> **TASK DESCRIPTION**
Reproduce the following lines word for word.

Part of a data file:
· · · · ·

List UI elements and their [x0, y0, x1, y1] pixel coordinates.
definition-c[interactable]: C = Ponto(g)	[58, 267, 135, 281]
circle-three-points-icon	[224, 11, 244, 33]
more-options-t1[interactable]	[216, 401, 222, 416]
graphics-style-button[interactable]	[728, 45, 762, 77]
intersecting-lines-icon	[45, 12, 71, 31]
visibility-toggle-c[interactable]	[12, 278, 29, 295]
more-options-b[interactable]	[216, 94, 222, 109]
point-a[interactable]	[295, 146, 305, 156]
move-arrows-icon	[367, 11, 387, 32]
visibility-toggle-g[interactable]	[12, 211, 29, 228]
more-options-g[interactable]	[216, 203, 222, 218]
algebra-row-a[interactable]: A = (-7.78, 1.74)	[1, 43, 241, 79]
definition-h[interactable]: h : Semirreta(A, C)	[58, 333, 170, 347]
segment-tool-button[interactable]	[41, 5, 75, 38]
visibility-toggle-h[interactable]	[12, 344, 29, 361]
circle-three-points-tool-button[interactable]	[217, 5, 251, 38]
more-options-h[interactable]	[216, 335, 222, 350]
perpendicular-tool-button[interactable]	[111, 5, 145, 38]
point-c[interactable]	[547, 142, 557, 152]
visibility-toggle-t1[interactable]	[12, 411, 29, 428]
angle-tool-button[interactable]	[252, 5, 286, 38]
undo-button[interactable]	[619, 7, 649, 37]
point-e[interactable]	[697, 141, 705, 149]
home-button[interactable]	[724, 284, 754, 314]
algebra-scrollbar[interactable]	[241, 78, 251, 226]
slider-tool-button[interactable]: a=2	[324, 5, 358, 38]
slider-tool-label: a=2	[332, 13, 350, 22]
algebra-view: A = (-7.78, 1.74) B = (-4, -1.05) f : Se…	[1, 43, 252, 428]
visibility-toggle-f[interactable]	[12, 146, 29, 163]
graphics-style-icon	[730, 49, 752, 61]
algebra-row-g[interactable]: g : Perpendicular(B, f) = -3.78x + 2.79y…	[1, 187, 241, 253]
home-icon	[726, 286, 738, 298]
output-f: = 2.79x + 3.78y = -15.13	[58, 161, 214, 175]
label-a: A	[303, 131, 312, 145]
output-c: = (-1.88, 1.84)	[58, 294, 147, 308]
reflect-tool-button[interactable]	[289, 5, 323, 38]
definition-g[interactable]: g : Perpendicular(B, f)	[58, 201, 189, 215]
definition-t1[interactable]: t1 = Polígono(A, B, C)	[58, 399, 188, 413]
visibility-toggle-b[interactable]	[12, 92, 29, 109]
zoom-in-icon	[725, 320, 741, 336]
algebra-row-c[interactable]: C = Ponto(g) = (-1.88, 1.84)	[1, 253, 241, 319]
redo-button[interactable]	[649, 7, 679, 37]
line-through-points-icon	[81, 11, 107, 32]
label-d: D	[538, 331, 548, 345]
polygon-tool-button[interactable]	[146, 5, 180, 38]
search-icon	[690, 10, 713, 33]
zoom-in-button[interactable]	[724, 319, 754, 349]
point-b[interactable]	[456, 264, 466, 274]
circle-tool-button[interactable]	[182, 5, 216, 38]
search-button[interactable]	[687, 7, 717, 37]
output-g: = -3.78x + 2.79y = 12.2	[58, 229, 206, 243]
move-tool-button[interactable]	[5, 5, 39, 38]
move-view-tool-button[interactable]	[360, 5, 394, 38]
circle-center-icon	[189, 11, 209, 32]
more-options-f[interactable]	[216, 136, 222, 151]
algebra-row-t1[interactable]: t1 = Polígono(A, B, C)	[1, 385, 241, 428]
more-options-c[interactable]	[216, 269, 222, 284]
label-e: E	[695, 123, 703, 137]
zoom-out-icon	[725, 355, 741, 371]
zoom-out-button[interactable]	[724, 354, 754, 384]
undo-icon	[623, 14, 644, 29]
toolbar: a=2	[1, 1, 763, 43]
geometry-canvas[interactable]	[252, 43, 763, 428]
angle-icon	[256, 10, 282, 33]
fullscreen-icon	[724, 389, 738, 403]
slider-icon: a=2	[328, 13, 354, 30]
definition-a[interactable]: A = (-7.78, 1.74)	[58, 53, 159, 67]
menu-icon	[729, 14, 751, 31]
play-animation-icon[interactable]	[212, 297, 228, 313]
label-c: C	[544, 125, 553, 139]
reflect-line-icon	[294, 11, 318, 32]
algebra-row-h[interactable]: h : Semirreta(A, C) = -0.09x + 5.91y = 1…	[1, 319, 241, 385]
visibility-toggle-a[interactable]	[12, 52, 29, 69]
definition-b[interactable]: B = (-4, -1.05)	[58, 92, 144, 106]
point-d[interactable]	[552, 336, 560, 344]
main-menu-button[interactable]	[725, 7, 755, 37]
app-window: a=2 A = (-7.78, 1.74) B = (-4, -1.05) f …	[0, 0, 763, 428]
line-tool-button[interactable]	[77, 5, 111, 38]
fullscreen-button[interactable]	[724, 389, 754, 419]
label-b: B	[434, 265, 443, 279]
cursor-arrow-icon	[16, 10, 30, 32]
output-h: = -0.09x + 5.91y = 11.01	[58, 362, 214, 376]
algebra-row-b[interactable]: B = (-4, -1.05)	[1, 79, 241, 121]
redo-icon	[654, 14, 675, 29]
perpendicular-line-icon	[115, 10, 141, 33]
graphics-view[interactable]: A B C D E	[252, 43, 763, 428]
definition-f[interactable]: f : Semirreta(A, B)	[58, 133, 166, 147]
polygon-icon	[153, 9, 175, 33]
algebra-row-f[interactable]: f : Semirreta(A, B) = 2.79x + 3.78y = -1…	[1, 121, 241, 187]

· · · · ·

> **FINISHED EXERCISE**
List UI elements and their [x0, y0, x1, y1] pixel coordinates.
definition-c[interactable]: C = Ponto(g)	[58, 267, 135, 281]
circle-three-points-icon	[224, 11, 244, 33]
more-options-t1[interactable]	[216, 401, 222, 416]
graphics-style-button[interactable]	[728, 45, 762, 77]
intersecting-lines-icon	[45, 12, 71, 31]
visibility-toggle-c[interactable]	[12, 278, 29, 295]
more-options-b[interactable]	[216, 94, 222, 109]
point-a[interactable]	[295, 146, 305, 156]
move-arrows-icon	[367, 11, 387, 32]
visibility-toggle-g[interactable]	[12, 211, 29, 228]
more-options-g[interactable]	[216, 203, 222, 218]
algebra-row-a[interactable]: A = (-7.78, 1.74)	[1, 43, 241, 79]
definition-h[interactable]: h : Semirreta(A, C)	[58, 333, 170, 347]
segment-tool-button[interactable]	[41, 5, 75, 38]
visibility-toggle-h[interactable]	[12, 344, 29, 361]
circle-three-points-tool-button[interactable]	[217, 5, 251, 38]
more-options-h[interactable]	[216, 335, 222, 350]
perpendicular-tool-button[interactable]	[111, 5, 145, 38]
point-c[interactable]	[547, 142, 557, 152]
visibility-toggle-t1[interactable]	[12, 411, 29, 428]
angle-tool-button[interactable]	[252, 5, 286, 38]
undo-button[interactable]	[619, 7, 649, 37]
point-e[interactable]	[697, 141, 705, 149]
home-button[interactable]	[724, 284, 754, 314]
algebra-scrollbar[interactable]	[241, 78, 251, 226]
slider-tool-button[interactable]: a=2	[324, 5, 358, 38]
slider-tool-label: a=2	[332, 13, 350, 22]
algebra-view: A = (-7.78, 1.74) B = (-4, -1.05) f : Se…	[1, 43, 252, 428]
visibility-toggle-f[interactable]	[12, 146, 29, 163]
graphics-style-icon	[730, 49, 752, 61]
algebra-row-g[interactable]: g : Perpendicular(B, f) = -3.78x + 2.79y…	[1, 187, 241, 253]
home-icon	[726, 286, 738, 298]
output-f: = 2.79x + 3.78y = -15.13	[58, 161, 214, 175]
label-a: A	[303, 131, 312, 145]
output-c: = (-1.88, 1.84)	[58, 294, 147, 308]
reflect-tool-button[interactable]	[289, 5, 323, 38]
definition-g[interactable]: g : Perpendicular(B, f)	[58, 201, 189, 215]
definition-t1[interactable]: t1 = Polígono(A, B, C)	[58, 399, 188, 413]
visibility-toggle-b[interactable]	[12, 92, 29, 109]
zoom-in-icon	[725, 320, 741, 336]
algebra-row-c[interactable]: C = Ponto(g) = (-1.88, 1.84)	[1, 253, 241, 319]
redo-button[interactable]	[649, 7, 679, 37]
line-through-points-icon	[81, 11, 107, 32]
label-d: D	[538, 331, 548, 345]
polygon-tool-button[interactable]	[146, 5, 180, 38]
search-icon	[690, 10, 713, 33]
zoom-in-button[interactable]	[724, 319, 754, 349]
point-b[interactable]	[456, 264, 466, 274]
circle-tool-button[interactable]	[182, 5, 216, 38]
search-button[interactable]	[687, 7, 717, 37]
output-g: = -3.78x + 2.79y = 12.2	[58, 229, 206, 243]
move-tool-button[interactable]	[5, 5, 39, 38]
move-view-tool-button[interactable]	[360, 5, 394, 38]
circle-center-icon	[189, 11, 209, 32]
more-options-f[interactable]	[216, 136, 222, 151]
algebra-row-t1[interactable]: t1 = Polígono(A, B, C)	[1, 385, 241, 428]
more-options-c[interactable]	[216, 269, 222, 284]
label-e: E	[695, 123, 703, 137]
zoom-out-icon	[725, 355, 741, 371]
zoom-out-button[interactable]	[724, 354, 754, 384]
undo-icon	[623, 14, 644, 29]
toolbar: a=2	[1, 1, 763, 43]
geometry-canvas[interactable]	[252, 43, 763, 428]
angle-icon	[256, 10, 282, 33]
fullscreen-icon	[724, 389, 738, 403]
slider-icon: a=2	[328, 13, 354, 30]
definition-a[interactable]: A = (-7.78, 1.74)	[58, 53, 159, 67]
menu-icon	[729, 14, 751, 31]
play-animation-icon[interactable]	[212, 297, 228, 313]
label-c: C	[544, 125, 553, 139]
reflect-line-icon	[294, 11, 318, 32]
algebra-row-h[interactable]: h : Semirreta(A, C) = -0.09x + 5.91y = 1…	[1, 319, 241, 385]
visibility-toggle-a[interactable]	[12, 52, 29, 69]
definition-b[interactable]: B = (-4, -1.05)	[58, 92, 144, 106]
point-d[interactable]	[552, 336, 560, 344]
main-menu-button[interactable]	[725, 7, 755, 37]
app-window: a=2 A = (-7.78, 1.74) B = (-4, -1.05) f …	[0, 0, 763, 428]
line-tool-button[interactable]	[77, 5, 111, 38]
fullscreen-button[interactable]	[724, 389, 754, 419]
label-b: B	[434, 265, 443, 279]
cursor-arrow-icon	[16, 10, 30, 32]
output-h: = -0.09x + 5.91y = 11.01	[58, 362, 214, 376]
algebra-row-b[interactable]: B = (-4, -1.05)	[1, 79, 241, 121]
redo-icon	[654, 14, 675, 29]
perpendicular-line-icon	[115, 10, 141, 33]
graphics-view[interactable]: A B C D E	[252, 43, 763, 428]
definition-f[interactable]: f : Semirreta(A, B)	[58, 133, 166, 147]
polygon-icon	[153, 9, 175, 33]
algebra-row-f[interactable]: f : Semirreta(A, B) = 2.79x + 3.78y = -1…	[1, 121, 241, 187]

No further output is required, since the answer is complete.